▶ _Work to be completed_:
Write the data out again, exactly as given.
▼▼▼
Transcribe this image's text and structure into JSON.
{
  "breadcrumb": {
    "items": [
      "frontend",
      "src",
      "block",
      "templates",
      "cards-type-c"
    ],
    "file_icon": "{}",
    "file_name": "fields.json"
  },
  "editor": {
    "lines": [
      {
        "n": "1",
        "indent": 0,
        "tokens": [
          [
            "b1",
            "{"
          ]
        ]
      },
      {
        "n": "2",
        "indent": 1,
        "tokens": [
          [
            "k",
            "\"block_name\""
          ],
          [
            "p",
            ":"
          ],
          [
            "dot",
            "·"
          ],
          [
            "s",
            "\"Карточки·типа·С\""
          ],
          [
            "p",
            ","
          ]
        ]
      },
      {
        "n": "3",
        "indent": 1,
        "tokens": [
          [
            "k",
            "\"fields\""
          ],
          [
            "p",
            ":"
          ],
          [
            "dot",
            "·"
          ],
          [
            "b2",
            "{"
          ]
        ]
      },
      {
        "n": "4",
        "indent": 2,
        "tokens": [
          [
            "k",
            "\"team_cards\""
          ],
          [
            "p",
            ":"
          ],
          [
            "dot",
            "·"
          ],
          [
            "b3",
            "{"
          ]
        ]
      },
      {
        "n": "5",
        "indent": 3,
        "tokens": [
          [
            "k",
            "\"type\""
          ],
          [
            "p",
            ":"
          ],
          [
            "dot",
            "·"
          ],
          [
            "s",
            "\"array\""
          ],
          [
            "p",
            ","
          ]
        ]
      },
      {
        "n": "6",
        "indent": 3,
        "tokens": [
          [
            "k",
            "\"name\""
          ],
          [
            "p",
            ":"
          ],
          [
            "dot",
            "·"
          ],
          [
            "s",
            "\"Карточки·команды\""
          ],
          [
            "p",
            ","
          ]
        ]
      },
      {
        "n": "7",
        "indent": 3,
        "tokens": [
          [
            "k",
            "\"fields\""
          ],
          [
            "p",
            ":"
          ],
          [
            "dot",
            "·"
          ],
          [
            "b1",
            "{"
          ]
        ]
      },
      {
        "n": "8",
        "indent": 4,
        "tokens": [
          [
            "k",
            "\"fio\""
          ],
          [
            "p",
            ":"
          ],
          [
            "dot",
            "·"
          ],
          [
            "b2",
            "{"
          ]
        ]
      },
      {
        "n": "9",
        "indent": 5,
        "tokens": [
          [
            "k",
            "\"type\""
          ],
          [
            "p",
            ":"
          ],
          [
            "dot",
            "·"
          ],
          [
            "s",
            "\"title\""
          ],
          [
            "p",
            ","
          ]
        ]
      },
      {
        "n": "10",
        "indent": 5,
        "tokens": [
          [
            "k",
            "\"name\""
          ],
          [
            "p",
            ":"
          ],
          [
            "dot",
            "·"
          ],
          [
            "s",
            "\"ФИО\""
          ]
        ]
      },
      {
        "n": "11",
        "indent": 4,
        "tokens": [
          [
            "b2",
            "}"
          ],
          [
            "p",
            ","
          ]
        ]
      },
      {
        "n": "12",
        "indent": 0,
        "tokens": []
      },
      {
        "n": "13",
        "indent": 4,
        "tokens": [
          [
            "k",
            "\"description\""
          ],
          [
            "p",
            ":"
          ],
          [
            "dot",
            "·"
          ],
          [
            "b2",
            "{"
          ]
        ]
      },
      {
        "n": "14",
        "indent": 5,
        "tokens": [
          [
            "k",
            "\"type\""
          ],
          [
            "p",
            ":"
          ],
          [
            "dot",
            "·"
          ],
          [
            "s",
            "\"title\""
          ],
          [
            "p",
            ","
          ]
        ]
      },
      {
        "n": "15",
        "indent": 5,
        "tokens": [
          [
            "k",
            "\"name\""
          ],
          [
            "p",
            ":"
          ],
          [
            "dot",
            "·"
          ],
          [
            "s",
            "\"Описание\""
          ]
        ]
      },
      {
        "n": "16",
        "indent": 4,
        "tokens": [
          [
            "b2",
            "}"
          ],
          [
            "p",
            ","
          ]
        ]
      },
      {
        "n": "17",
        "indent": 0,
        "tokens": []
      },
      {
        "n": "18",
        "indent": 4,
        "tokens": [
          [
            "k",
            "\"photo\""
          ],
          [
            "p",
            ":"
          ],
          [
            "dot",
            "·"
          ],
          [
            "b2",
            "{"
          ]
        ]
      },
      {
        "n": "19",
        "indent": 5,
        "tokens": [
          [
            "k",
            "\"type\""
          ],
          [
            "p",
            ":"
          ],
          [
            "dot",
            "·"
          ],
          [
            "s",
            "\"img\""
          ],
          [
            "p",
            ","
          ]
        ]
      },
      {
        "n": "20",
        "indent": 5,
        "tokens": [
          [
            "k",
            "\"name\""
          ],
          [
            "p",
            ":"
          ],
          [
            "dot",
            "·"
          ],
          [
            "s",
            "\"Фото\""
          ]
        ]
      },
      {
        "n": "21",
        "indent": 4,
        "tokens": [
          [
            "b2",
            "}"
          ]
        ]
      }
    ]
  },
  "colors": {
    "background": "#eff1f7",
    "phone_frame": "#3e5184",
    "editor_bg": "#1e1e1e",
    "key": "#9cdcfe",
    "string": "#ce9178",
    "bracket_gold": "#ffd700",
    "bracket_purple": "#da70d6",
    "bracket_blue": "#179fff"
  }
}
▲▲▲
▶ _Exercise solution_:
Transcribe this image's text and structure into JSON.
{
  "breadcrumb": {
    "items": [
      "frontend",
      "src",
      "block",
      "templates",
      "cards-type-c"
    ],
    "file_icon": "{}",
    "file_name": "fields.json"
  },
  "editor": {
    "lines": [
      {
        "n": "1",
        "indent": 0,
        "tokens": [
          [
            "b1",
            "{"
          ]
        ]
      },
      {
        "n": "2",
        "indent": 1,
        "tokens": [
          [
            "k",
            "\"block_name\""
          ],
          [
            "p",
            ":"
          ],
          [
            "dot",
            "·"
          ],
          [
            "s",
            "\"Карточки·типа·С\""
          ],
          [
            "p",
            ","
          ]
        ]
      },
      {
        "n": "3",
        "indent": 1,
        "tokens": [
          [
            "k",
            "\"fields\""
          ],
          [
            "p",
            ":"
          ],
          [
            "dot",
            "·"
          ],
          [
            "b2",
            "{"
          ]
        ]
      },
      {
        "n": "4",
        "indent": 2,
        "tokens": [
          [
            "k",
            "\"team_cards\""
          ],
          [
            "p",
            ":"
          ],
          [
            "dot",
            "·"
          ],
          [
            "b3",
            "{"
          ]
        ]
      },
      {
        "n": "5",
        "indent": 3,
        "tokens": [
          [
            "k",
            "\"type\""
          ],
          [
            "p",
            ":"
          ],
          [
            "dot",
            "·"
          ],
          [
            "s",
            "\"array\""
          ],
          [
            "p",
            ","
          ]
        ]
      },
      {
        "n": "6",
        "indent": 3,
        "tokens": [
          [
            "k",
            "\"name\""
          ],
          [
            "p",
            ":"
          ],
          [
            "dot",
            "·"
          ],
          [
            "s",
            "\"Карточки·команды\""
          ],
          [
            "p",
            ","
          ]
        ]
      },
      {
        "n": "7",
        "indent": 3,
        "tokens": [
          [
            "k",
            "\"fields\""
          ],
          [
            "p",
            ":"
          ],
          [
            "dot",
            "·"
          ],
          [
            "b1",
            "{"
          ]
        ]
      },
      {
        "n": "8",
        "indent": 4,
        "tokens": [
          [
            "k",
            "\"fio\""
          ],
          [
            "p",
            ":"
          ],
          [
            "dot",
            "·"
          ],
          [
            "b2",
            "{"
          ]
        ]
      },
      {
        "n": "9",
        "indent": 5,
        "tokens": [
          [
            "k",
            "\"type\""
          ],
          [
            "p",
            ":"
          ],
          [
            "dot",
            "·"
          ],
          [
            "s",
            "\"title\""
          ],
          [
            "p",
            ","
          ]
        ]
      },
      {
        "n": "10",
        "indent": 5,
        "tokens": [
          [
            "k",
            "\"name\""
          ],
          [
            "p",
            ":"
          ],
          [
            "dot",
            "·"
          ],
          [
            "s",
            "\"ФИО\""
          ]
        ]
      },
      {
        "n": "11",
        "indent": 4,
        "tokens": [
          [
            "b2",
            "}"
          ],
          [
            "p",
            ","
          ]
        ]
      },
      {
        "n": "12",
        "indent": 0,
        "tokens": []
      },
      {
        "n": "13",
        "indent": 4,
        "tokens": [
          [
            "k",
            "\"description\""
          ],
          [
            "p",
            ":"
          ],
          [
            "dot",
            "·"
          ],
          [
            "b2",
            "{"
          ]
        ]
      },
      {
        "n": "14",
        "indent": 5,
        "tokens": [
          [
            "k",
            "\"type\""
          ],
          [
            "p",
            ":"
          ],
          [
            "dot",
            "·"
          ],
          [
            "s",
            "\"title\""
          ],
          [
            "p",
            ","
          ]
        ]
      },
      {
        "n": "15",
        "indent": 5,
        "tokens": [
          [
            "k",
            "\"name\""
          ],
          [
            "p",
            ":"
          ],
          [
            "dot",
            "·"
          ],
          [
            "s",
            "\"Описание\""
          ]
        ]
      },
      {
        "n": "16",
        "indent": 4,
        "tokens": [
          [
            "b2",
            "}"
          ],
          [
            "p",
            ","
          ]
        ]
      },
      {
        "n": "17",
        "indent": 0,
        "tokens": []
      },
      {
        "n": "18",
        "indent": 4,
        "tokens": [
          [
            "k",
            "\"photo\""
          ],
          [
            "p",
            ":"
          ],
          [
            "dot",
            "·"
          ],
          [
            "b2",
            "{"
          ]
        ]
      },
      {
        "n": "19",
        "indent": 5,
        "tokens": [
          [
            "k",
            "\"type\""
          ],
          [
            "p",
            ":"
          ],
          [
            "dot",
            "·"
          ],
          [
            "s",
            "\"img\""
          ],
          [
            "p",
            ","
          ]
        ]
      },
      {
        "n": "20",
        "indent": 5,
        "tokens": [
          [
            "k",
            "\"name\""
          ],
          [
            "p",
            ":"
          ],
          [
            "dot",
            "·"
          ],
          [
            "s",
            "\"Фото\""
          ]
        ]
      },
      {
        "n": "21",
        "indent": 4,
        "tokens": [
          [
            "b2",
            "}"
          ]
        ]
      }
    ]
  },
  "colors": {
    "background": "#eff1f7",
    "phone_frame": "#3e5184",
    "editor_bg": "#1e1e1e",
    "key": "#9cdcfe",
    "string": "#ce9178",
    "bracket_gold": "#ffd700",
    "bracket_purple": "#da70d6",
    "bracket_blue": "#179fff"
  }
}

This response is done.